Raw records
* * * *

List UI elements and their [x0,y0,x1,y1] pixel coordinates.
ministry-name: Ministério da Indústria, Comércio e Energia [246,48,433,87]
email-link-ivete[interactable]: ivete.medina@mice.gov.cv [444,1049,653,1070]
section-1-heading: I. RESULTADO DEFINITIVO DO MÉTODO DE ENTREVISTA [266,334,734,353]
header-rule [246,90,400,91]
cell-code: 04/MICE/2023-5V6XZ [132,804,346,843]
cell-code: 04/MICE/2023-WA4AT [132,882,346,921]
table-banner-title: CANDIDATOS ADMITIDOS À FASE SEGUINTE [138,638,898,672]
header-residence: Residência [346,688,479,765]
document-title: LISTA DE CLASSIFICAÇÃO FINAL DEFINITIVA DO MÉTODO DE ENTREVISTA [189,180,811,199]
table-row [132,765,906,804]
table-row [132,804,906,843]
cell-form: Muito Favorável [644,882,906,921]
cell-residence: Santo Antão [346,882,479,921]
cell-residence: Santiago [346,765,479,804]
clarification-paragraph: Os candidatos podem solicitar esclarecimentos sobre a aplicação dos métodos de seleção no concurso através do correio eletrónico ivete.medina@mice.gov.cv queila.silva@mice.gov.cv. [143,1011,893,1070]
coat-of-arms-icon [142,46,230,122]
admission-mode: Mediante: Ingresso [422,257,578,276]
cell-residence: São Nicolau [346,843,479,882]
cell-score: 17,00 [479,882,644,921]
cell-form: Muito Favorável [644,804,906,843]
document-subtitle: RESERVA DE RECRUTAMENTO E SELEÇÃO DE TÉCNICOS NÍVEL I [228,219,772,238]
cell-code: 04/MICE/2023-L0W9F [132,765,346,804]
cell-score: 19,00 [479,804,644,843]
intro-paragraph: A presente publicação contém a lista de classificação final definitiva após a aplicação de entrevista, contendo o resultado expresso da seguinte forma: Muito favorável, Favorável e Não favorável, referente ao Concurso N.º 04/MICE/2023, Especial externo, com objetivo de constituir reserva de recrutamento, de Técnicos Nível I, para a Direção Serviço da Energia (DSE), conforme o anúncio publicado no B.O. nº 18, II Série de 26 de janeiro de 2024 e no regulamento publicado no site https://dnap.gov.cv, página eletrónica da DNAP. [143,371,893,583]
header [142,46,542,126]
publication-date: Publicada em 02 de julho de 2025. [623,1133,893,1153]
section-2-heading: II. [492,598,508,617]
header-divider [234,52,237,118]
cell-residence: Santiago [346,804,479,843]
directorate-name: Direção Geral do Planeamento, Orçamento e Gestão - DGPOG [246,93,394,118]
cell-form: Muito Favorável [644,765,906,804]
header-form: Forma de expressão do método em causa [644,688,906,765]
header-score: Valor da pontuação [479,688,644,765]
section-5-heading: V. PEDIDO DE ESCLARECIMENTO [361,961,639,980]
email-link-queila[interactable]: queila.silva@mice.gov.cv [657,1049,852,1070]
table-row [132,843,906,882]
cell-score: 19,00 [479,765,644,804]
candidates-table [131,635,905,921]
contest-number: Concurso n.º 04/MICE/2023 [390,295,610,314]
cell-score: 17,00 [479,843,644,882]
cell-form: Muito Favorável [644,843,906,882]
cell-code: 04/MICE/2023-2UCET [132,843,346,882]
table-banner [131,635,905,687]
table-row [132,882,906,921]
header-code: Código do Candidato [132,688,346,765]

* * * *

**Exercise instructions**
Rewrite all the lines above, changing "Santo Antão" to "Fogo" and leaving everything else as it is.

**The answer**
List UI elements and their [x0,y0,x1,y1] pixel coordinates.
ministry-name: Ministério da Indústria, Comércio e Energia [246,48,433,87]
email-link-ivete[interactable]: ivete.medina@mice.gov.cv [444,1049,653,1070]
section-1-heading: I. RESULTADO DEFINITIVO DO MÉTODO DE ENTREVISTA [266,334,734,353]
header-rule [246,90,400,91]
cell-code: 04/MICE/2023-5V6XZ [132,804,346,843]
cell-code: 04/MICE/2023-WA4AT [132,882,346,921]
table-banner-title: CANDIDATOS ADMITIDOS À FASE SEGUINTE [138,638,898,672]
header-residence: Residência [346,688,479,765]
document-title: LISTA DE CLASSIFICAÇÃO FINAL DEFINITIVA DO MÉTODO DE ENTREVISTA [189,180,811,199]
table-row [132,765,906,804]
table-row [132,804,906,843]
cell-form: Muito Favorável [644,882,906,921]
cell-residence: Fogo [346,882,479,921]
cell-residence: Santiago [346,765,479,804]
clarification-paragraph: Os candidatos podem solicitar esclarecimentos sobre a aplicação dos métodos de seleção no concurso através do correio eletrónico ivete.medina@mice.gov.cv queila.silva@mice.gov.cv. [143,1011,893,1070]
coat-of-arms-icon [142,46,230,122]
admission-mode: Mediante: Ingresso [422,257,578,276]
cell-residence: São Nicolau [346,843,479,882]
cell-score: 17,00 [479,882,644,921]
cell-form: Muito Favorável [644,804,906,843]
document-subtitle: RESERVA DE RECRUTAMENTO E SELEÇÃO DE TÉCNICOS NÍVEL I [228,219,772,238]
cell-code: 04/MICE/2023-L0W9F [132,765,346,804]
cell-score: 19,00 [479,804,644,843]
intro-paragraph: A presente publicação contém a lista de classificação final definitiva após a aplicação de entrevista, contendo o resultado expresso da seguinte forma: Muito favorável, Favorável e Não favorável, referente ao Concurso N.º 04/MICE/2023, Especial externo, com objetivo de constituir reserva de recrutamento, de Técnicos Nível I, para a Direção Serviço da Energia (DSE), conforme o anúncio publicado no B.O. nº 18, II Série de 26 de janeiro de 2024 e no regulamento publicado no site https://dnap.gov.cv, página eletrónica da DNAP. [143,371,893,583]
header [142,46,542,126]
publication-date: Publicada em 02 de julho de 2025. [623,1133,893,1153]
section-2-heading: II. [492,598,508,617]
header-divider [234,52,237,118]
cell-residence: Santiago [346,804,479,843]
directorate-name: Direção Geral do Planeamento, Orçamento e Gestão - DGPOG [246,93,394,118]
cell-form: Muito Favorável [644,765,906,804]
header-form: Forma de expressão do método em causa [644,688,906,765]
header-score: Valor da pontuação [479,688,644,765]
section-5-heading: V. PEDIDO DE ESCLARECIMENTO [361,961,639,980]
email-link-queila[interactable]: queila.silva@mice.gov.cv [657,1049,852,1070]
table-row [132,843,906,882]
cell-score: 19,00 [479,765,644,804]
candidates-table [131,635,905,921]
contest-number: Concurso n.º 04/MICE/2023 [390,295,610,314]
cell-score: 17,00 [479,843,644,882]
cell-form: Muito Favorável [644,843,906,882]
cell-code: 04/MICE/2023-2UCET [132,843,346,882]
table-banner [131,635,905,687]
table-row [132,882,906,921]
header-code: Código do Candidato [132,688,346,765]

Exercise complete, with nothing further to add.